**Task to complete:** From the entries below, copy every line holding the word "values".

Items from a data source:
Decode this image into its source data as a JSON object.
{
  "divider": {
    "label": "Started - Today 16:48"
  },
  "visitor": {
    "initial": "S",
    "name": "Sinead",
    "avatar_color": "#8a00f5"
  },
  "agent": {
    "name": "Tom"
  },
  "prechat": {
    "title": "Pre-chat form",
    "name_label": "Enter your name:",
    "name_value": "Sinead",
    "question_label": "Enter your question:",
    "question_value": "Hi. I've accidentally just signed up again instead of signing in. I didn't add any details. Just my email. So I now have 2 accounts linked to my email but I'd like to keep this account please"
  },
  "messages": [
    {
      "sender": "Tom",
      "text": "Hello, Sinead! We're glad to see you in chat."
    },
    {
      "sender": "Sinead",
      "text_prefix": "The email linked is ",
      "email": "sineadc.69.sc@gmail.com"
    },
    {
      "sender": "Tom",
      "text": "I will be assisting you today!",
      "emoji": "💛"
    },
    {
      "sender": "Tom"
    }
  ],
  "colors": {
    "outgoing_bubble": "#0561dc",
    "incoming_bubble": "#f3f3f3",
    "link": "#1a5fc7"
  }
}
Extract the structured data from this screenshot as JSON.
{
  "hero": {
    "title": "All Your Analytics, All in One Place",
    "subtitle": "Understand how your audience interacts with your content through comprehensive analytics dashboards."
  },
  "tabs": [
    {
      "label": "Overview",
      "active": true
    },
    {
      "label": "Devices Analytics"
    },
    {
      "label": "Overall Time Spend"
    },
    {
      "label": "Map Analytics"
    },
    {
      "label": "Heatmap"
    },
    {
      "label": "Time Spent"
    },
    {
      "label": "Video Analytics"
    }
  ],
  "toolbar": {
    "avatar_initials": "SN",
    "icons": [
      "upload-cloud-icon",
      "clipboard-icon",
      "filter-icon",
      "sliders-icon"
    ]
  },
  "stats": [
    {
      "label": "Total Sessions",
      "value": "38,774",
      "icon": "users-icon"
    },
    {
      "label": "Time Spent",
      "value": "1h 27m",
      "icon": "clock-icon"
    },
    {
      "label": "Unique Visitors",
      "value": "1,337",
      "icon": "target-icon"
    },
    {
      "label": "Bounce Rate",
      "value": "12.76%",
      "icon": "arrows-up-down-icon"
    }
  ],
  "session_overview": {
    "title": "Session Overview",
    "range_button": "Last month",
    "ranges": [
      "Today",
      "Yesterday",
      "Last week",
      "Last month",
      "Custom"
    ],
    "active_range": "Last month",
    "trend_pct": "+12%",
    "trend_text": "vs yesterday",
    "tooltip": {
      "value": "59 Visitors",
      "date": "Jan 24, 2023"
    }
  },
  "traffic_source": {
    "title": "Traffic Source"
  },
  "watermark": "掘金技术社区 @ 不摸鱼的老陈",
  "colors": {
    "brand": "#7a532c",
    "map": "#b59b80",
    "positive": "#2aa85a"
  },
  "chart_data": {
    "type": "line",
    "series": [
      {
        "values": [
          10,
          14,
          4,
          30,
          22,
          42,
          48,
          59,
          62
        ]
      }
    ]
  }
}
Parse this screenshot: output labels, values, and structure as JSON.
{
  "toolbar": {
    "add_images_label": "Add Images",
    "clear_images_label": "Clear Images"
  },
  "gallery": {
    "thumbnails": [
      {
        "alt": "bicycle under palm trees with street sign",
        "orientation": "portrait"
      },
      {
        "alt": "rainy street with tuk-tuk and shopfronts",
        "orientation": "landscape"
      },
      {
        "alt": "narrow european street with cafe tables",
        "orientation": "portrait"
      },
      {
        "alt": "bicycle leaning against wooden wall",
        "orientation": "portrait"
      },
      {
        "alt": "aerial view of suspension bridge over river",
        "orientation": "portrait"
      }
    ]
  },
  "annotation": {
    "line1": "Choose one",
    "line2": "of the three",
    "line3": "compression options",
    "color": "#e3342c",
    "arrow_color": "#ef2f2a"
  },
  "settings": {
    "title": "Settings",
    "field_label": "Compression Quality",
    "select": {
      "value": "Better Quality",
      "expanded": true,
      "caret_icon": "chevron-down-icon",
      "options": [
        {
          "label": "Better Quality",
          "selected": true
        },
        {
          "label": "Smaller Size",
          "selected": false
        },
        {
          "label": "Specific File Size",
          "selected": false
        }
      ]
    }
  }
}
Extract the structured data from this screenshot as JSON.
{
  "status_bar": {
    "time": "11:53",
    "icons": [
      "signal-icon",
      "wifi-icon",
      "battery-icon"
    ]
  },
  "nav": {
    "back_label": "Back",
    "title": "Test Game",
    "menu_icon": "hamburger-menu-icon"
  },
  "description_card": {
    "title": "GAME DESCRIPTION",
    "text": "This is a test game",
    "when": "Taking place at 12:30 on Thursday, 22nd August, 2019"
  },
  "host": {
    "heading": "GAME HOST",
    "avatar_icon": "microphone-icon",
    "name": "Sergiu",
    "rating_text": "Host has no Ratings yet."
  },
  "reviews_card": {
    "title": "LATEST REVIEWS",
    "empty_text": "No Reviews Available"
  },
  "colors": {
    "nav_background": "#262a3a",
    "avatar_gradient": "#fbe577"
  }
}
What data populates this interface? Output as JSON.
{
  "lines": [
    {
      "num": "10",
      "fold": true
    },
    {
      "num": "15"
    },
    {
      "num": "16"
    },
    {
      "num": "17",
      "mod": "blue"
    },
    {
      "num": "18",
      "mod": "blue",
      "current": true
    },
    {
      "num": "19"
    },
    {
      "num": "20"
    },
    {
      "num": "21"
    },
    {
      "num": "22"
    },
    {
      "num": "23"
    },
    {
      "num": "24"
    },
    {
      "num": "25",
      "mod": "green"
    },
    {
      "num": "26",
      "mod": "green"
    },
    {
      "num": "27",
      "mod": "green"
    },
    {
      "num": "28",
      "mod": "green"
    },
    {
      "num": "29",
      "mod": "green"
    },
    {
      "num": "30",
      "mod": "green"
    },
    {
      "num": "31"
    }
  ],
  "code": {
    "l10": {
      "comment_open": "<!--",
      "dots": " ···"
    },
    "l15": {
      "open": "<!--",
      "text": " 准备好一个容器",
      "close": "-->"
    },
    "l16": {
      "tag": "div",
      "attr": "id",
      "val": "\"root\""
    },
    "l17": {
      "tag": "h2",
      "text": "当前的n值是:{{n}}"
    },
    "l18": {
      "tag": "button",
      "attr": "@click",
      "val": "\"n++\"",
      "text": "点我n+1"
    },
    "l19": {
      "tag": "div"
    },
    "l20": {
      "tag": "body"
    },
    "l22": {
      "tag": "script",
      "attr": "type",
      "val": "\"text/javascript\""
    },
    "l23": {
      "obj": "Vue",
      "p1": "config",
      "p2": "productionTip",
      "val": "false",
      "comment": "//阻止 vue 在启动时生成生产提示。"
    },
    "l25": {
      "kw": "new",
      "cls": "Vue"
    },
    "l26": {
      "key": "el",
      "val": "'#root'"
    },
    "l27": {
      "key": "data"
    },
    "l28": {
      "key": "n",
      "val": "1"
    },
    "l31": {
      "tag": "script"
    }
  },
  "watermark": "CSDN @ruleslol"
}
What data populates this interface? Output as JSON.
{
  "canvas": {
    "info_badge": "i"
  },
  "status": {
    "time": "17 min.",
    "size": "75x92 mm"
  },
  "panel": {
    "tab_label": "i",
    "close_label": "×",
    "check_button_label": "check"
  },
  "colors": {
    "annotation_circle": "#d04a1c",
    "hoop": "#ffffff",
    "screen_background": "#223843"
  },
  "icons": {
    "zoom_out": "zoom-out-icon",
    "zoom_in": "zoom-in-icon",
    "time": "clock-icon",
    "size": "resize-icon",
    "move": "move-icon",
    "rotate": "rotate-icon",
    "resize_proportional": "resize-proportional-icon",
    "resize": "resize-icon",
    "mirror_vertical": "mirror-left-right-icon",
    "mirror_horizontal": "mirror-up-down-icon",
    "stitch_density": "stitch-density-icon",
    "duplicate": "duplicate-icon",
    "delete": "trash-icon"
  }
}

**Full output:**
        "values": [
Parse this screenshot: output labels, values, and structure as JSON.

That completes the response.